→ **EXERCISE**
Pictures don't belong in the copy; print all the records exactly.
═════ SUPPLIED MATERIAL ═════
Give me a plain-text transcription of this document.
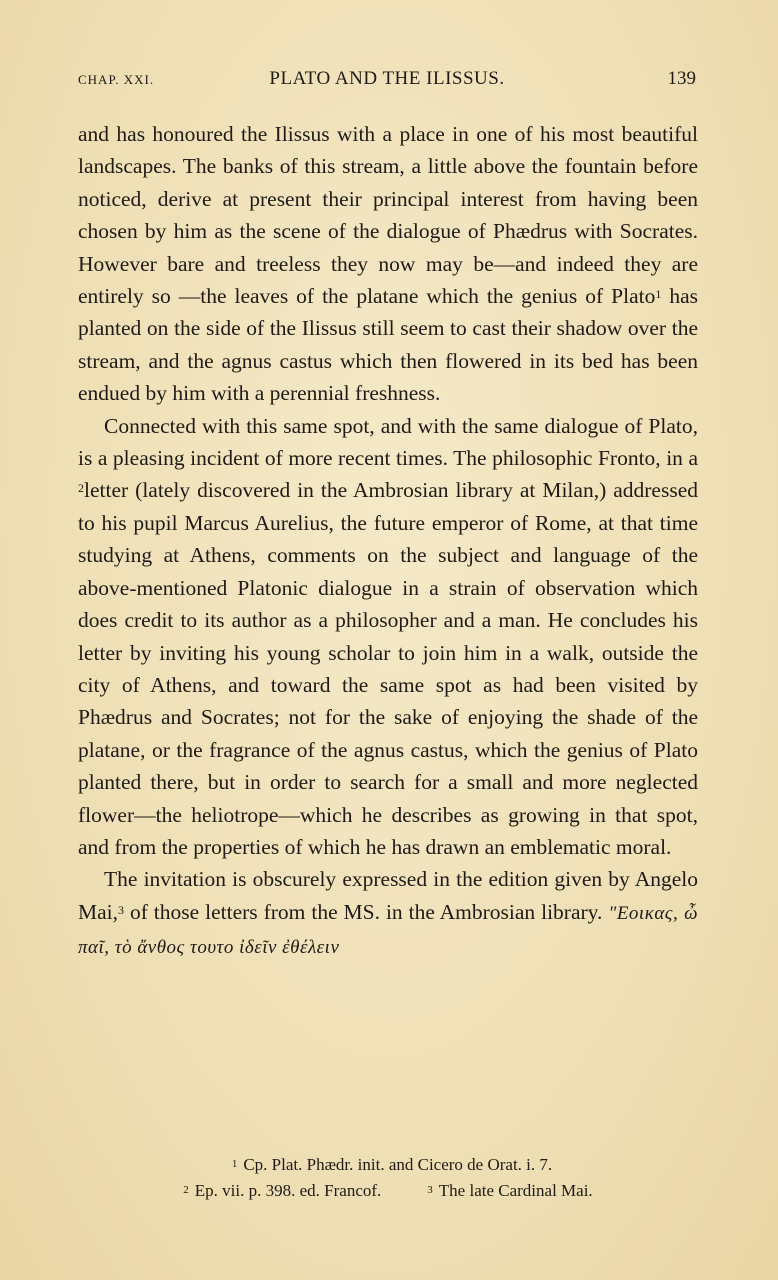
CHAP. XXI.	PLATO AND THE ILISSUS.	139

and has honoured the Ilissus with a place in one of his most beautiful landscapes. The banks of this stream, a little above the fountain before noticed, derive at present their principal interest from having been chosen by him as the scene of the dialogue of Phædrus with Socrates. However bare and treeless they now may be—and indeed they are entirely so —the leaves of the platane which the genius of Plato$^1$ has planted on the side of the Ilissus still seem to cast their shadow over the stream, and the agnus castus which then flowered in its bed has been endued by him with a perennial freshness.

Connected with this same spot, and with the same dialogue of Plato, is a pleasing incident of more recent times. The philosophic Fronto, in a $^2$letter (lately discovered in the Ambrosian library at Milan,) addressed to his pupil Marcus Aurelius, the future emperor of Rome, at that time studying at Athens, comments on the subject and language of the above-mentioned Platonic dialogue in a strain of observation which does credit to its author as a philosopher and a man. He concludes his letter by inviting his young scholar to join him in a walk, outside the city of Athens, and toward the same spot as had been visited by Phædrus and Socrates; not for the sake of enjoying the shade of the platane, or the fragrance of the agnus castus, which the genius of Plato planted there, but in order to search for a small and more neglected flower—the heliotrope—which he describes as growing in that spot, and from the properties of which he has drawn an emblematic moral.

The invitation is obscurely expressed in the edition given by Angelo Mai,$^3$ of those letters from the MS. in the Ambrosian library. "Εοικας, ὦ παῖ, τὸ ἄνθος τουτο ἰδεῖν ἐθέλειν

$^1$ Cp. Plat. Phædr. init. and Cicero de Orat. i. 7.
$^2$ Ep. vii. p. 398. ed. Francof.	$^3$ The late Cardinal Mai.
═════
→ **THE RESULT**
Give me a plain-text transcription of this document.
CHAP. XXI.	PLATO AND THE ILISSUS.	139

and has honoured the Ilissus with a place in one of his most beautiful landscapes. The banks of this stream, a little above the fountain before noticed, derive at present their principal interest from having been chosen by him as the scene of the dialogue of Phædrus with Socrates. However bare and treeless they now may be—and indeed they are entirely so —the leaves of the platane which the genius of Plato$^1$ has planted on the side of the Ilissus still seem to cast their shadow over the stream, and the agnus castus which then flowered in its bed has been endued by him with a perennial freshness.

Connected with this same spot, and with the same dialogue of Plato, is a pleasing incident of more recent times. The philosophic Fronto, in a $^2$letter (lately discovered in the Ambrosian library at Milan,) addressed to his pupil Marcus Aurelius, the future emperor of Rome, at that time studying at Athens, comments on the subject and language of the above-mentioned Platonic dialogue in a strain of observation which does credit to its author as a philosopher and a man. He concludes his letter by inviting his young scholar to join him in a walk, outside the city of Athens, and toward the same spot as had been visited by Phædrus and Socrates; not for the sake of enjoying the shade of the platane, or the fragrance of the agnus castus, which the genius of Plato planted there, but in order to search for a small and more neglected flower—the heliotrope—which he describes as growing in that spot, and from the properties of which he has drawn an emblematic moral.

The invitation is obscurely expressed in the edition given by Angelo Mai,$^3$ of those letters from the MS. in the Ambrosian library. "Εοικας, ὦ παῖ, τὸ ἄνθος τουτο ἰδεῖν ἐθέλειν

$^1$ Cp. Plat. Phædr. init. and Cicero de Orat. i. 7.
$^2$ Ep. vii. p. 398. ed. Francof.	$^3$ The late Cardinal Mai.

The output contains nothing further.